● **Short task**: Your task is to copy every line of the entries that contains "from".

-- Begin Records for processing --

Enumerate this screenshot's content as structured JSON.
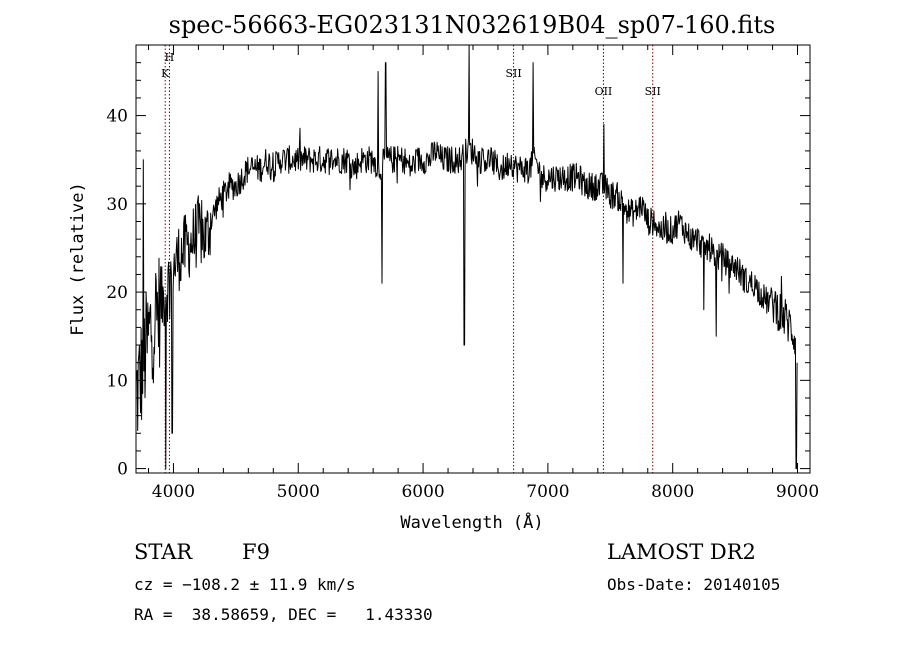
{
  "chart_data": {
    "type": "line",
    "title": "spec-56663-EG023131N032619B04_sp07-160.fits",
    "xlabel": "Wavelength (Å)",
    "ylabel": "Flux (relative)",
    "xlim": [
      3700,
      9100
    ],
    "ylim": [
      -0.5,
      48
    ],
    "xticks": [
      4000,
      5000,
      6000,
      7000,
      8000,
      9000
    ],
    "yticks": [
      0,
      10,
      20,
      30,
      40
    ],
    "grid": false,
    "line_color": "#000000",
    "marker_color": "#800000",
    "line_markers": [
      {
        "label": "H",
        "wavelength": 3968
      },
      {
        "label": "K",
        "wavelength": 3934
      },
      {
        "label": "SII",
        "wavelength": 6725
      },
      {
        "label": "OII",
        "wavelength": 7445
      },
      {
        "label": "SII",
        "wavelength": 7840
      }
    ],
    "series": [
      {
        "x": [
          3700,
          3760,
          3820,
          3880,
          3940,
          3980,
          4040,
          4100,
          4160,
          4200,
          4260,
          4300,
          4350,
          4400,
          4450,
          4500,
          4550,
          4600,
          4650,
          4700,
          4750,
          4800,
          4850,
          4900,
          4950,
          5000,
          5050,
          5100,
          5150,
          5200,
          5250,
          5300,
          5350,
          5400,
          5450,
          5500,
          5550,
          5600,
          5650,
          5700,
          5750,
          5800,
          5850,
          5900,
          5950,
          6000,
          6050,
          6100,
          6150,
          6200,
          6250,
          6300,
          6350,
          6400,
          6450,
          6500,
          6550,
          6600,
          6650,
          6700,
          6750,
          6800,
          6850,
          6900,
          6950,
          7000,
          7050,
          7100,
          7150,
          7200,
          7250,
          7300,
          7350,
          7400,
          7450,
          7500,
          7550,
          7600,
          7650,
          7700,
          7750,
          7800,
          7850,
          7900,
          7950,
          8000,
          8050,
          8100,
          8150,
          8200,
          8250,
          8300,
          8350,
          8400,
          8450,
          8500,
          8550,
          8600,
          8650,
          8700,
          8750,
          8800,
          8850,
          8900,
          8950,
          9000
        ],
        "y": [
          8,
          12,
          16,
          18,
          20,
          22,
          24,
          25,
          26,
          27,
          26,
          28,
          30,
          31,
          32,
          32,
          33,
          34,
          34,
          34,
          35,
          34,
          35,
          35,
          35,
          35,
          35,
          35,
          35,
          35,
          35,
          35,
          35,
          35,
          34,
          35,
          35,
          35,
          34,
          35,
          35,
          35,
          35,
          34,
          35,
          35,
          35,
          36,
          35,
          35,
          35,
          35,
          36,
          36,
          35,
          35,
          35,
          34,
          34,
          35,
          34,
          34,
          34,
          35,
          33,
          33,
          33,
          33,
          33,
          33,
          33,
          32,
          32,
          32,
          32,
          31,
          31,
          30,
          29,
          29,
          30,
          28,
          28,
          27,
          27,
          27,
          28,
          27,
          26,
          26,
          25,
          25,
          24,
          24,
          23,
          23,
          22,
          21,
          21,
          20,
          19,
          19,
          18,
          17,
          16,
          14
        ],
        "spikes": [
          {
            "x": 3760,
            "y": 35
          },
          {
            "x": 3940,
            "y": 0
          },
          {
            "x": 3990,
            "y": 4
          },
          {
            "x": 5640,
            "y": 45
          },
          {
            "x": 5700,
            "y": 46
          },
          {
            "x": 5670,
            "y": 21
          },
          {
            "x": 6330,
            "y": 14
          },
          {
            "x": 6370,
            "y": 48
          },
          {
            "x": 6880,
            "y": 46
          },
          {
            "x": 7450,
            "y": 39
          },
          {
            "x": 7600,
            "y": 21
          },
          {
            "x": 8250,
            "y": 18
          },
          {
            "x": 8350,
            "y": 15
          },
          {
            "x": 8990,
            "y": 0
          }
        ]
      }
    ]
  },
  "footer": {
    "object_class": "STAR",
    "subclass": "F9",
    "survey": "LAMOST DR2",
    "cz": "cz = −108.2 ± 11.9 km/s",
    "obs_date": "Obs-Date: 20140105",
    "coords": "RA =  38.58659, DEC =   1.43330"
  }
}
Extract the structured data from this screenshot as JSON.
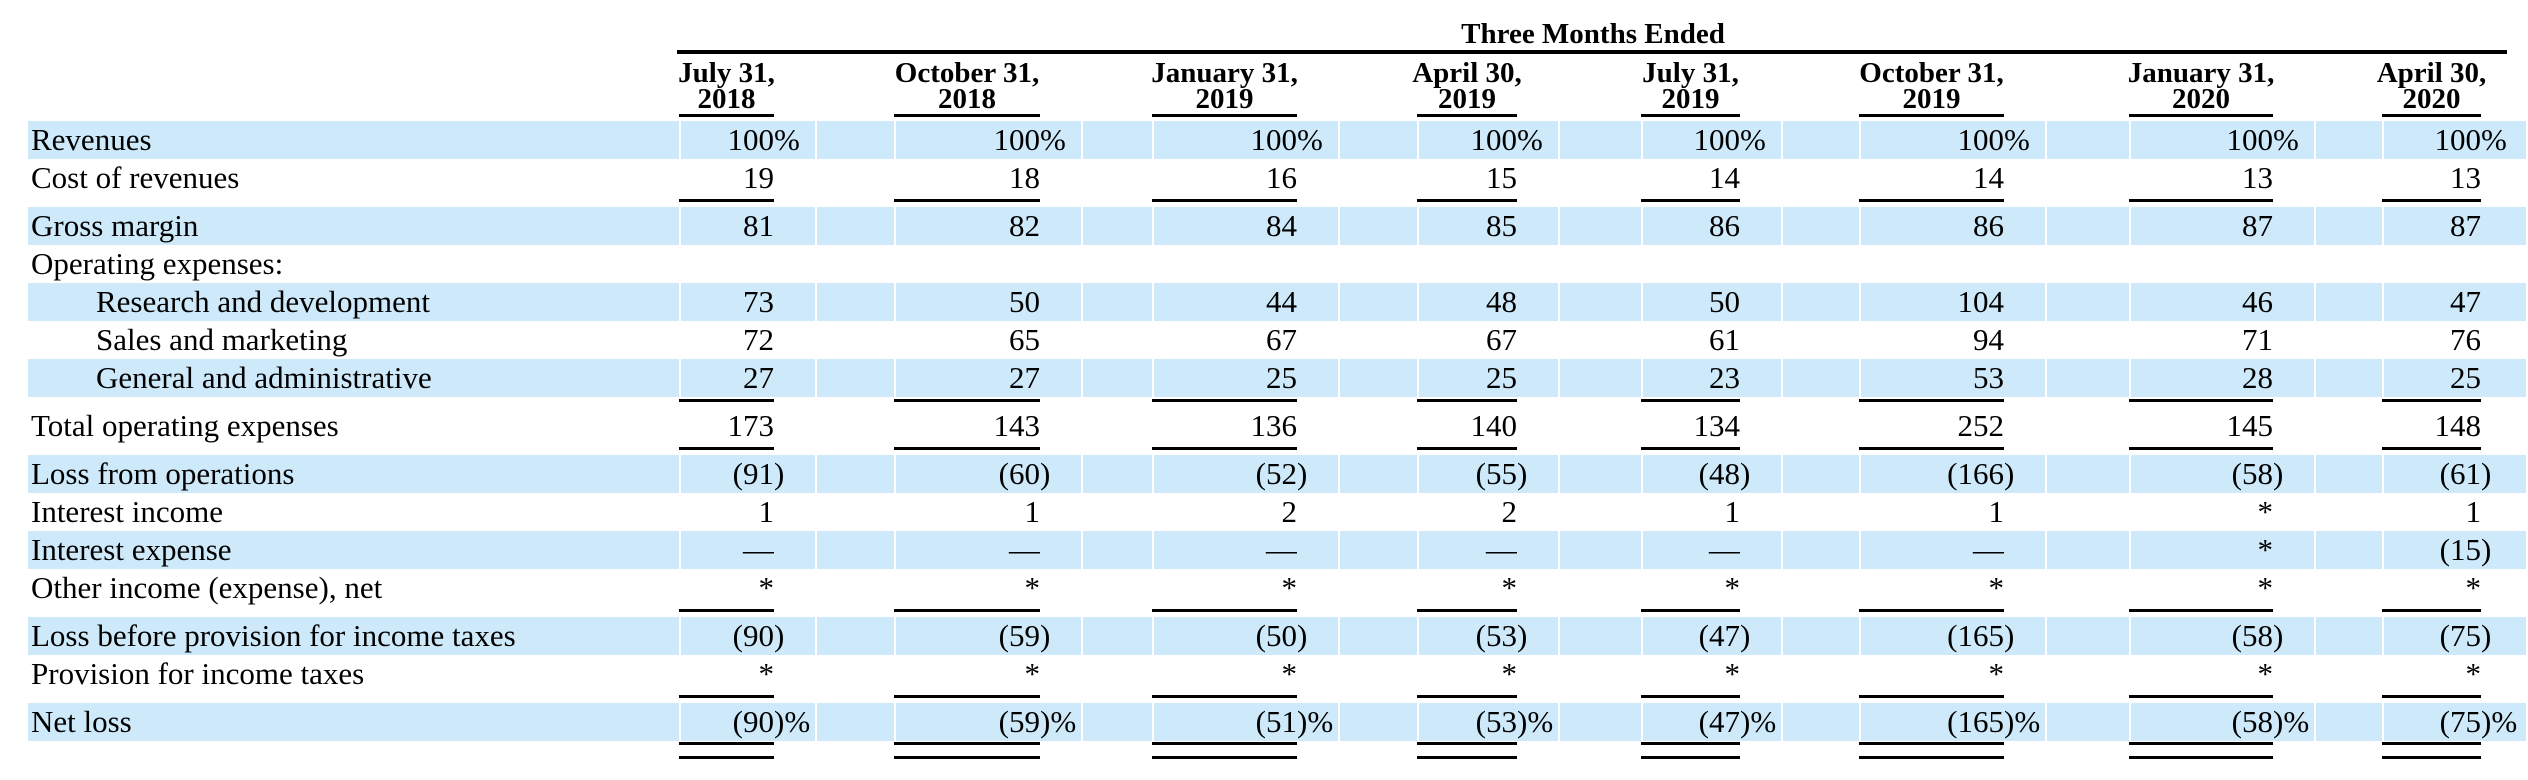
{
  "header": {
    "title": "Three Months Ended",
    "columns": [
      {
        "l1": "July 31,",
        "l2": "2018"
      },
      {
        "l1": "October 31,",
        "l2": "2018"
      },
      {
        "l1": "January 31,",
        "l2": "2019"
      },
      {
        "l1": "April 30,",
        "l2": "2019"
      },
      {
        "l1": "July 31,",
        "l2": "2019"
      },
      {
        "l1": "October 31,",
        "l2": "2019"
      },
      {
        "l1": "January 31,",
        "l2": "2020"
      },
      {
        "l1": "April 30,",
        "l2": "2020"
      }
    ]
  },
  "table": {
    "rows": [
      {
        "label": "Revenues",
        "indent": false,
        "highlight": true,
        "values": [
          "100%",
          "100%",
          "100%",
          "100%",
          "100%",
          "100%",
          "100%",
          "100%"
        ]
      },
      {
        "label": "Cost of revenues",
        "indent": false,
        "highlight": false,
        "values": [
          "19",
          "18",
          "16",
          "15",
          "14",
          "14",
          "13",
          "13"
        ]
      },
      {
        "type": "rule",
        "style": "single"
      },
      {
        "label": "Gross margin",
        "indent": false,
        "highlight": true,
        "values": [
          "81",
          "82",
          "84",
          "85",
          "86",
          "86",
          "87",
          "87"
        ]
      },
      {
        "label": "Operating expenses:",
        "indent": false,
        "highlight": false,
        "values": [
          "",
          "",
          "",
          "",
          "",
          "",
          "",
          ""
        ]
      },
      {
        "label": "Research and development",
        "indent": true,
        "highlight": true,
        "values": [
          "73",
          "50",
          "44",
          "48",
          "50",
          "104",
          "46",
          "47"
        ]
      },
      {
        "label": "Sales and marketing",
        "indent": true,
        "highlight": false,
        "values": [
          "72",
          "65",
          "67",
          "67",
          "61",
          "94",
          "71",
          "76"
        ]
      },
      {
        "label": "General and administrative",
        "indent": true,
        "highlight": true,
        "values": [
          "27",
          "27",
          "25",
          "25",
          "23",
          "53",
          "28",
          "25"
        ]
      },
      {
        "type": "rule",
        "style": "single"
      },
      {
        "label": "Total operating expenses",
        "indent": false,
        "highlight": false,
        "values": [
          "173",
          "143",
          "136",
          "140",
          "134",
          "252",
          "145",
          "148"
        ]
      },
      {
        "type": "rule",
        "style": "single"
      },
      {
        "label": "Loss from operations",
        "indent": false,
        "highlight": true,
        "values": [
          "(91)",
          "(60)",
          "(52)",
          "(55)",
          "(48)",
          "(166)",
          "(58)",
          "(61)"
        ]
      },
      {
        "label": "Interest income",
        "indent": false,
        "highlight": false,
        "values": [
          "1",
          "1",
          "2",
          "2",
          "1",
          "1",
          "*",
          "1"
        ]
      },
      {
        "label": "Interest expense",
        "indent": false,
        "highlight": true,
        "values": [
          "—",
          "—",
          "—",
          "—",
          "—",
          "—",
          "*",
          "(15)"
        ]
      },
      {
        "label": "Other income (expense), net",
        "indent": false,
        "highlight": false,
        "values": [
          "*",
          "*",
          "*",
          "*",
          "*",
          "*",
          "*",
          "*"
        ]
      },
      {
        "type": "rule",
        "style": "single"
      },
      {
        "label": "Loss before provision for income taxes",
        "indent": false,
        "highlight": true,
        "values": [
          "(90)",
          "(59)",
          "(50)",
          "(53)",
          "(47)",
          "(165)",
          "(58)",
          "(75)"
        ]
      },
      {
        "label": "Provision for income taxes",
        "indent": false,
        "highlight": false,
        "values": [
          "*",
          "*",
          "*",
          "*",
          "*",
          "*",
          "*",
          "*"
        ]
      },
      {
        "type": "rule",
        "style": "single"
      },
      {
        "label": "Net loss",
        "indent": false,
        "highlight": true,
        "values": [
          "(90)%",
          "(59)%",
          "(51)%",
          "(53)%",
          "(47)%",
          "(165)%",
          "(58)%",
          "(75)%"
        ]
      },
      {
        "type": "rule",
        "style": "double"
      }
    ]
  },
  "colors": {
    "row_highlight": "#cde9fa",
    "rule": "#000000",
    "text": "#000000"
  }
}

-- End Records for processing --

● **Solution below**:
Extract the structured data from this screenshot as JSON.
        "label": "Loss from operations",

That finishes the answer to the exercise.